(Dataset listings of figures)
+---+

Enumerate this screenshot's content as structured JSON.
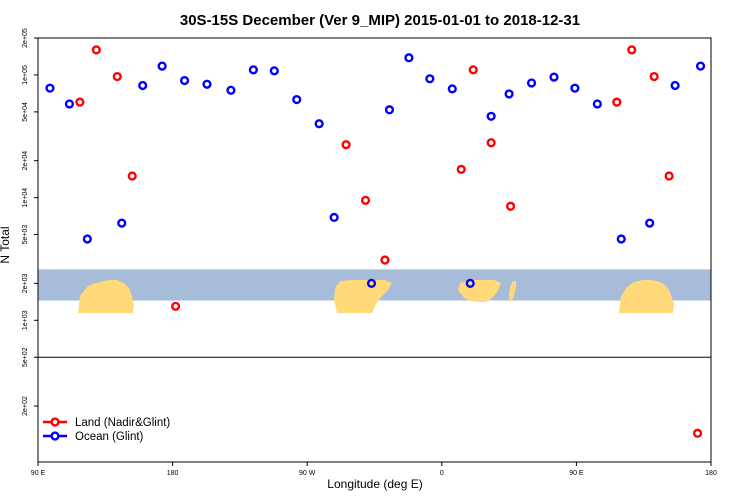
{
  "title": "30S-15S December (Ver 9_MIP)   2015-01-01 to 2018-12-31",
  "chart_data": {
    "type": "scatter",
    "title": "30S-15S December (Ver 9_MIP)   2015-01-01 to 2018-12-31",
    "xlabel": "Longitude (deg E)",
    "ylabel": "N Total",
    "x_ticks": [
      {
        "label": "90 E",
        "value": 0
      },
      {
        "label": "180",
        "value": 90
      },
      {
        "label": "90 W",
        "value": 180
      },
      {
        "label": "0",
        "value": 270
      },
      {
        "label": "90 E",
        "value": 360
      },
      {
        "label": "180",
        "value": 450
      }
    ],
    "xlim": [
      0,
      450
    ],
    "y_scale": "log",
    "ylim": [
      70,
      200000
    ],
    "y_ticks": [
      {
        "label": "2e+05",
        "value": 200000
      },
      {
        "label": "1e+05",
        "value": 100000
      },
      {
        "label": "5e+04",
        "value": 50000
      },
      {
        "label": "2e+04",
        "value": 20000
      },
      {
        "label": "1e+04",
        "value": 10000
      },
      {
        "label": "5e+03",
        "value": 5000
      },
      {
        "label": "2e+03",
        "value": 2000
      },
      {
        "label": "1e+03",
        "value": 1000
      },
      {
        "label": "5e+02",
        "value": 500
      },
      {
        "label": "2e+02",
        "value": 200
      }
    ],
    "panel_split_value": 500,
    "map_band": {
      "y_top": 2600,
      "y_bottom": 1450
    },
    "legend": {
      "position": "bottom-left"
    },
    "series": [
      {
        "name": "Land (Nadir&Glint)",
        "color": "#ff0000",
        "points": [
          {
            "x": 28,
            "y": 60000
          },
          {
            "x": 39,
            "y": 160000
          },
          {
            "x": 53,
            "y": 97000
          },
          {
            "x": 63,
            "y": 15000
          },
          {
            "x": 92,
            "y": 1300
          },
          {
            "x": 206,
            "y": 27000
          },
          {
            "x": 219,
            "y": 9500
          },
          {
            "x": 232,
            "y": 3100
          },
          {
            "x": 283,
            "y": 17000
          },
          {
            "x": 291,
            "y": 110000
          },
          {
            "x": 303,
            "y": 28000
          },
          {
            "x": 316,
            "y": 8500
          },
          {
            "x": 387,
            "y": 60000
          },
          {
            "x": 397,
            "y": 160000
          },
          {
            "x": 412,
            "y": 97000
          },
          {
            "x": 422,
            "y": 15000
          },
          {
            "x": 441,
            "y": 120
          }
        ]
      },
      {
        "name": "Ocean (Glint)",
        "color": "#0000ff",
        "points": [
          {
            "x": 8,
            "y": 78000
          },
          {
            "x": 21,
            "y": 58000
          },
          {
            "x": 33,
            "y": 4600
          },
          {
            "x": 56,
            "y": 6200
          },
          {
            "x": 70,
            "y": 82000
          },
          {
            "x": 83,
            "y": 118000
          },
          {
            "x": 98,
            "y": 90000
          },
          {
            "x": 113,
            "y": 84000
          },
          {
            "x": 129,
            "y": 75000
          },
          {
            "x": 144,
            "y": 110000
          },
          {
            "x": 158,
            "y": 108000
          },
          {
            "x": 173,
            "y": 63000
          },
          {
            "x": 188,
            "y": 40000
          },
          {
            "x": 198,
            "y": 6900
          },
          {
            "x": 223,
            "y": 2000
          },
          {
            "x": 235,
            "y": 52000
          },
          {
            "x": 248,
            "y": 138000
          },
          {
            "x": 262,
            "y": 93000
          },
          {
            "x": 277,
            "y": 77000
          },
          {
            "x": 289,
            "y": 2000
          },
          {
            "x": 303,
            "y": 46000
          },
          {
            "x": 315,
            "y": 70000
          },
          {
            "x": 330,
            "y": 86000
          },
          {
            "x": 345,
            "y": 96000
          },
          {
            "x": 359,
            "y": 78000
          },
          {
            "x": 374,
            "y": 58000
          },
          {
            "x": 390,
            "y": 4600
          },
          {
            "x": 409,
            "y": 6200
          },
          {
            "x": 426,
            "y": 82000
          },
          {
            "x": 443,
            "y": 118000
          }
        ]
      }
    ]
  }
}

+---+

Exercise:
In the data above, count the lines where the word "title" appears; reply with the number only.

Written solution:
2